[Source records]
☆ ☆ ☆ ☆

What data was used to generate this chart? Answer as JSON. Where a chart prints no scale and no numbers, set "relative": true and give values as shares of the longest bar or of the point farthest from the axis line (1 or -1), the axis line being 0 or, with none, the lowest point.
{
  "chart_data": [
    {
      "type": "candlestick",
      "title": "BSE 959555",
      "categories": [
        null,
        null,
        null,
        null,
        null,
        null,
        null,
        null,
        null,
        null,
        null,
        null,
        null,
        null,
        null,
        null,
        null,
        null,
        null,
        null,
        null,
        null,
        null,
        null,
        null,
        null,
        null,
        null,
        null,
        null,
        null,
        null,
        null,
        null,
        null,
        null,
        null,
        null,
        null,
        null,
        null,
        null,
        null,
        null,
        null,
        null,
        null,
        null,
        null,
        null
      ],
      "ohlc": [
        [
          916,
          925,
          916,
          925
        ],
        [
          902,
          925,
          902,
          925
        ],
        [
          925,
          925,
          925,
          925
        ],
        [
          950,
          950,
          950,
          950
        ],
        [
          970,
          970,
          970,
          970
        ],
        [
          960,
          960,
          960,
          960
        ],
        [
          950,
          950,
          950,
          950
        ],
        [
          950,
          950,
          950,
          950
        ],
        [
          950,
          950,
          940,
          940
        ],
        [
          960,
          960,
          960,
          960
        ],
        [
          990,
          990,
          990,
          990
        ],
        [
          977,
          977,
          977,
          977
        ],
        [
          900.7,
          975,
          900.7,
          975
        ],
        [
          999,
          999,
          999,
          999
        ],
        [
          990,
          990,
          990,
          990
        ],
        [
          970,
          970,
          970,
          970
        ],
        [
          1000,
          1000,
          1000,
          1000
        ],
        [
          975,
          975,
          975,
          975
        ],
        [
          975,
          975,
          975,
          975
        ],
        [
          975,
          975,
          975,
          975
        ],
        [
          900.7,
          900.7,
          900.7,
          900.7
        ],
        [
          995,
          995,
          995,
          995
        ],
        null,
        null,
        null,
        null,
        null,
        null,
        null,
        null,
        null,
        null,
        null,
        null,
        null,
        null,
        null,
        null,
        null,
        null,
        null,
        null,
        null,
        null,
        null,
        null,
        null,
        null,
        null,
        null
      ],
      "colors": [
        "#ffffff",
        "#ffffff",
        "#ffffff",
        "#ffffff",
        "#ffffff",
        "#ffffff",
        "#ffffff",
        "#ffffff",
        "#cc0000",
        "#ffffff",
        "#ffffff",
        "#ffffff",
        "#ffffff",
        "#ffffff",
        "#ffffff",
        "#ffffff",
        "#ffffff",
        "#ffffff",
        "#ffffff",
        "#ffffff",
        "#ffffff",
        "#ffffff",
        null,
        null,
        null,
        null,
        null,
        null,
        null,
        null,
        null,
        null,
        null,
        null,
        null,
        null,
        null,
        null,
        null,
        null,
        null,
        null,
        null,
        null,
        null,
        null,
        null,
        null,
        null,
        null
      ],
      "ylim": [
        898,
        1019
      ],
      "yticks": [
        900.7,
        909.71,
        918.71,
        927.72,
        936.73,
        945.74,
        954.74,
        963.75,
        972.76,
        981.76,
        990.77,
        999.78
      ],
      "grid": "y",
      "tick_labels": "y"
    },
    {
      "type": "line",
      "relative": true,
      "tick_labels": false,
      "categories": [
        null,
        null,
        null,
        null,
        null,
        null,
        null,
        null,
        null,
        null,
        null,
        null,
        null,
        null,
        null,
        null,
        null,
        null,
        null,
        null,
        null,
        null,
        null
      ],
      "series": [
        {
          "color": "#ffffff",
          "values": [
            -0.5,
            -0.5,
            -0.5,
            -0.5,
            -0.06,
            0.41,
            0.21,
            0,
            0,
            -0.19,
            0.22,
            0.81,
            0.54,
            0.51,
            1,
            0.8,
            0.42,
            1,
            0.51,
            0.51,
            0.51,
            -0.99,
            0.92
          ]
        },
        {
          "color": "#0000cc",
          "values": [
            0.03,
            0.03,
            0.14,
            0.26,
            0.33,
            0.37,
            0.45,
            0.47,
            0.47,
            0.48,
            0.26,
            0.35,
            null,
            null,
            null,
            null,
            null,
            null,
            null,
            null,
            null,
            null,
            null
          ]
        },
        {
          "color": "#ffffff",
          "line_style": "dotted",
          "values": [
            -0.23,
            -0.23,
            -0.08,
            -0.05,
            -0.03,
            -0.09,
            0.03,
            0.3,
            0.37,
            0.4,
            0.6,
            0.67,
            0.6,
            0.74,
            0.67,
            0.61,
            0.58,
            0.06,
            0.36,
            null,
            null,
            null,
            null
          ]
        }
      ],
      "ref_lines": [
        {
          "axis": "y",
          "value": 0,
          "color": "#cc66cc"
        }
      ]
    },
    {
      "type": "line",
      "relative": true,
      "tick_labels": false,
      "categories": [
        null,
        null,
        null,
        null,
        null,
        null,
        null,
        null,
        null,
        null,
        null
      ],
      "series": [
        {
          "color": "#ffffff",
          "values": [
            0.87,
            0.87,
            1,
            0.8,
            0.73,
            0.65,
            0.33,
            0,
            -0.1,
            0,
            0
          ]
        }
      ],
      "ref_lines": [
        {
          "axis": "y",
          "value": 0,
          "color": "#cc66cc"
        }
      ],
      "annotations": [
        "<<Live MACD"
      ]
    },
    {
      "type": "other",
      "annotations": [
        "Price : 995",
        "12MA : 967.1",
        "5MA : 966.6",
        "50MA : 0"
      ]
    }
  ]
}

☆ ☆ ☆ ☆

Return the entries above exactly as they appear.

- Task output
What data was used to generate this chart? Answer as JSON. Where a chart prints no scale and no numbers, set "relative": true and give values as shares of the longest bar or of the point farthest from the axis line (1 or -1), the axis line being 0 or, with none, the lowest point.
{
  "chart_data": [
    {
      "type": "candlestick",
      "title": "BSE 959555",
      "categories": [
        null,
        null,
        null,
        null,
        null,
        null,
        null,
        null,
        null,
        null,
        null,
        null,
        null,
        null,
        null,
        null,
        null,
        null,
        null,
        null,
        null,
        null,
        null,
        null,
        null,
        null,
        null,
        null,
        null,
        null,
        null,
        null,
        null,
        null,
        null,
        null,
        null,
        null,
        null,
        null,
        null,
        null,
        null,
        null,
        null,
        null,
        null,
        null,
        null,
        null
      ],
      "ohlc": [
        [
          916,
          925,
          916,
          925
        ],
        [
          902,
          925,
          902,
          925
        ],
        [
          925,
          925,
          925,
          925
        ],
        [
          950,
          950,
          950,
          950
        ],
        [
          970,
          970,
          970,
          970
        ],
        [
          960,
          960,
          960,
          960
        ],
        [
          950,
          950,
          950,
          950
        ],
        [
          950,
          950,
          950,
          950
        ],
        [
          950,
          950,
          940,
          940
        ],
        [
          960,
          960,
          960,
          960
        ],
        [
          990,
          990,
          990,
          990
        ],
        [
          977,
          977,
          977,
          977
        ],
        [
          900.7,
          975,
          900.7,
          975
        ],
        [
          999,
          999,
          999,
          999
        ],
        [
          990,
          990,
          990,
          990
        ],
        [
          970,
          970,
          970,
          970
        ],
        [
          1000,
          1000,
          1000,
          1000
        ],
        [
          975,
          975,
          975,
          975
        ],
        [
          975,
          975,
          975,
          975
        ],
        [
          975,
          975,
          975,
          975
        ],
        [
          900.7,
          900.7,
          900.7,
          900.7
        ],
        [
          995,
          995,
          995,
          995
        ],
        null,
        null,
        null,
        null,
        null,
        null,
        null,
        null,
        null,
        null,
        null,
        null,
        null,
        null,
        null,
        null,
        null,
        null,
        null,
        null,
        null,
        null,
        null,
        null,
        null,
        null,
        null,
        null
      ],
      "colors": [
        "#ffffff",
        "#ffffff",
        "#ffffff",
        "#ffffff",
        "#ffffff",
        "#ffffff",
        "#ffffff",
        "#ffffff",
        "#cc0000",
        "#ffffff",
        "#ffffff",
        "#ffffff",
        "#ffffff",
        "#ffffff",
        "#ffffff",
        "#ffffff",
        "#ffffff",
        "#ffffff",
        "#ffffff",
        "#ffffff",
        "#ffffff",
        "#ffffff",
        null,
        null,
        null,
        null,
        null,
        null,
        null,
        null,
        null,
        null,
        null,
        null,
        null,
        null,
        null,
        null,
        null,
        null,
        null,
        null,
        null,
        null,
        null,
        null,
        null,
        null,
        null,
        null
      ],
      "ylim": [
        898,
        1019
      ],
      "yticks": [
        900.7,
        909.71,
        918.71,
        927.72,
        936.73,
        945.74,
        954.74,
        963.75,
        972.76,
        981.76,
        990.77,
        999.78
      ],
      "grid": "y",
      "tick_labels": "y"
    },
    {
      "type": "line",
      "relative": true,
      "tick_labels": false,
      "categories": [
        null,
        null,
        null,
        null,
        null,
        null,
        null,
        null,
        null,
        null,
        null,
        null,
        null,
        null,
        null,
        null,
        null,
        null,
        null,
        null,
        null,
        null,
        null
      ],
      "series": [
        {
          "color": "#ffffff",
          "values": [
            -0.5,
            -0.5,
            -0.5,
            -0.5,
            -0.06,
            0.41,
            0.21,
            0,
            0,
            -0.19,
            0.22,
            0.81,
            0.54,
            0.51,
            1,
            0.8,
            0.42,
            1,
            0.51,
            0.51,
            0.51,
            -0.99,
            0.92
          ]
        },
        {
          "color": "#0000cc",
          "values": [
            0.03,
            0.03,
            0.14,
            0.26,
            0.33,
            0.37,
            0.45,
            0.47,
            0.47,
            0.48,
            0.26,
            0.35,
            null,
            null,
            null,
            null,
            null,
            null,
            null,
            null,
            null,
            null,
            null
          ]
        },
        {
          "color": "#ffffff",
          "line_style": "dotted",
          "values": [
            -0.23,
            -0.23,
            -0.08,
            -0.05,
            -0.03,
            -0.09,
            0.03,
            0.3,
            0.37,
            0.4,
            0.6,
            0.67,
            0.6,
            0.74,
            0.67,
            0.61,
            0.58,
            0.06,
            0.36,
            null,
            null,
            null,
            null
          ]
        }
      ],
      "ref_lines": [
        {
          "axis": "y",
          "value": 0,
          "color": "#cc66cc"
        }
      ]
    },
    {
      "type": "line",
      "relative": true,
      "tick_labels": false,
      "categories": [
        null,
        null,
        null,
        null,
        null,
        null,
        null,
        null,
        null,
        null,
        null
      ],
      "series": [
        {
          "color": "#ffffff",
          "values": [
            0.87,
            0.87,
            1,
            0.8,
            0.73,
            0.65,
            0.33,
            0,
            -0.1,
            0,
            0
          ]
        }
      ],
      "ref_lines": [
        {
          "axis": "y",
          "value": 0,
          "color": "#cc66cc"
        }
      ],
      "annotations": [
        "<<Live MACD"
      ]
    },
    {
      "type": "other",
      "annotations": [
        "Price : 995",
        "12MA : 967.1",
        "5MA : 966.6",
        "50MA : 0"
      ]
    }
  ]
}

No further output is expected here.